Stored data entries
-------------------------

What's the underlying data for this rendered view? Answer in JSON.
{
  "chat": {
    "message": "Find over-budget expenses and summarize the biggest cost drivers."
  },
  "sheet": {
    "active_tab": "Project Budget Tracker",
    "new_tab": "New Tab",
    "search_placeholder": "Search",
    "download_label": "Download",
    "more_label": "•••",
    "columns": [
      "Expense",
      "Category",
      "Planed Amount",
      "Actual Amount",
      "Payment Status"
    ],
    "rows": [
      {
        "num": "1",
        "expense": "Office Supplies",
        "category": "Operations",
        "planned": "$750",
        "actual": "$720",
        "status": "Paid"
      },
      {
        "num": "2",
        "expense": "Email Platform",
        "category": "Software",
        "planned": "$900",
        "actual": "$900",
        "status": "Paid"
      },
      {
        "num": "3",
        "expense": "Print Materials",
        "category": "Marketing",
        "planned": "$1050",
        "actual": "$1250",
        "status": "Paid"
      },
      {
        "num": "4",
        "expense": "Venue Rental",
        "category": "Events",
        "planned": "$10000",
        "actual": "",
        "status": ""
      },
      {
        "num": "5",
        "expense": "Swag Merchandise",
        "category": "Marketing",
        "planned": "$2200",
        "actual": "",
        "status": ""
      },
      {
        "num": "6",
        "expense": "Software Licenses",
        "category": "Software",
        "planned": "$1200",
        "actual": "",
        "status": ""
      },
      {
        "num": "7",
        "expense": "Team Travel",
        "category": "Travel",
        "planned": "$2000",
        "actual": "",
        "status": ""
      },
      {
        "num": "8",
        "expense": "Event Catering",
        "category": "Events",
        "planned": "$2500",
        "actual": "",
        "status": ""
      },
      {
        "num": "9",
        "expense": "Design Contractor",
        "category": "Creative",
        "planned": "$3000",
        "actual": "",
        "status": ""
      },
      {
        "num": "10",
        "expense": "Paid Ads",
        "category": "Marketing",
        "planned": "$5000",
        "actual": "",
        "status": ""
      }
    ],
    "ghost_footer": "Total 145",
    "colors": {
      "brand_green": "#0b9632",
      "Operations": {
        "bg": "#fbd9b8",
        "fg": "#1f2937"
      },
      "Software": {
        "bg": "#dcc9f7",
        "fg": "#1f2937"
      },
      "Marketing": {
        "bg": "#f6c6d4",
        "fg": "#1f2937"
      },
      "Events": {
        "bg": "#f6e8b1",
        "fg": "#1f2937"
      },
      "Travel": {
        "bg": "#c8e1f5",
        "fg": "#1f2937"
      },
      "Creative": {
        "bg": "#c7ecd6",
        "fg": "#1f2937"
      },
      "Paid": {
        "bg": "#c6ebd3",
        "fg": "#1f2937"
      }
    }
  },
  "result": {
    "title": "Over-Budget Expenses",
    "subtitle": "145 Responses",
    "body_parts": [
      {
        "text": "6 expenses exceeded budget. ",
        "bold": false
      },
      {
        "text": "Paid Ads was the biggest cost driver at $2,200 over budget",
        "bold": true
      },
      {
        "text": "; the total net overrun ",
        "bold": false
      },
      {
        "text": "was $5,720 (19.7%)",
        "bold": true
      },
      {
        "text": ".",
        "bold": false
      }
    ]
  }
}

-------------------------

--- Task directions ---
Transcribe all of the lines in the records precisely.

--- Complete output ---
What's the underlying data for this rendered view? Answer in JSON.
{
  "chat": {
    "message": "Find over-budget expenses and summarize the biggest cost drivers."
  },
  "sheet": {
    "active_tab": "Project Budget Tracker",
    "new_tab": "New Tab",
    "search_placeholder": "Search",
    "download_label": "Download",
    "more_label": "•••",
    "columns": [
      "Expense",
      "Category",
      "Planed Amount",
      "Actual Amount",
      "Payment Status"
    ],
    "rows": [
      {
        "num": "1",
        "expense": "Office Supplies",
        "category": "Operations",
        "planned": "$750",
        "actual": "$720",
        "status": "Paid"
      },
      {
        "num": "2",
        "expense": "Email Platform",
        "category": "Software",
        "planned": "$900",
        "actual": "$900",
        "status": "Paid"
      },
      {
        "num": "3",
        "expense": "Print Materials",
        "category": "Marketing",
        "planned": "$1050",
        "actual": "$1250",
        "status": "Paid"
      },
      {
        "num": "4",
        "expense": "Venue Rental",
        "category": "Events",
        "planned": "$10000",
        "actual": "",
        "status": ""
      },
      {
        "num": "5",
        "expense": "Swag Merchandise",
        "category": "Marketing",
        "planned": "$2200",
        "actual": "",
        "status": ""
      },
      {
        "num": "6",
        "expense": "Software Licenses",
        "category": "Software",
        "planned": "$1200",
        "actual": "",
        "status": ""
      },
      {
        "num": "7",
        "expense": "Team Travel",
        "category": "Travel",
        "planned": "$2000",
        "actual": "",
        "status": ""
      },
      {
        "num": "8",
        "expense": "Event Catering",
        "category": "Events",
        "planned": "$2500",
        "actual": "",
        "status": ""
      },
      {
        "num": "9",
        "expense": "Design Contractor",
        "category": "Creative",
        "planned": "$3000",
        "actual": "",
        "status": ""
      },
      {
        "num": "10",
        "expense": "Paid Ads",
        "category": "Marketing",
        "planned": "$5000",
        "actual": "",
        "status": ""
      }
    ],
    "ghost_footer": "Total 145",
    "colors": {
      "brand_green": "#0b9632",
      "Operations": {
        "bg": "#fbd9b8",
        "fg": "#1f2937"
      },
      "Software": {
        "bg": "#dcc9f7",
        "fg": "#1f2937"
      },
      "Marketing": {
        "bg": "#f6c6d4",
        "fg": "#1f2937"
      },
      "Events": {
        "bg": "#f6e8b1",
        "fg": "#1f2937"
      },
      "Travel": {
        "bg": "#c8e1f5",
        "fg": "#1f2937"
      },
      "Creative": {
        "bg": "#c7ecd6",
        "fg": "#1f2937"
      },
      "Paid": {
        "bg": "#c6ebd3",
        "fg": "#1f2937"
      }
    }
  },
  "result": {
    "title": "Over-Budget Expenses",
    "subtitle": "145 Responses",
    "body_parts": [
      {
        "text": "6 expenses exceeded budget. ",
        "bold": false
      },
      {
        "text": "Paid Ads was the biggest cost driver at $2,200 over budget",
        "bold": true
      },
      {
        "text": "; the total net overrun ",
        "bold": false
      },
      {
        "text": "was $5,720 (19.7%)",
        "bold": true
      },
      {
        "text": ".",
        "bold": false
      }
    ]
  }
}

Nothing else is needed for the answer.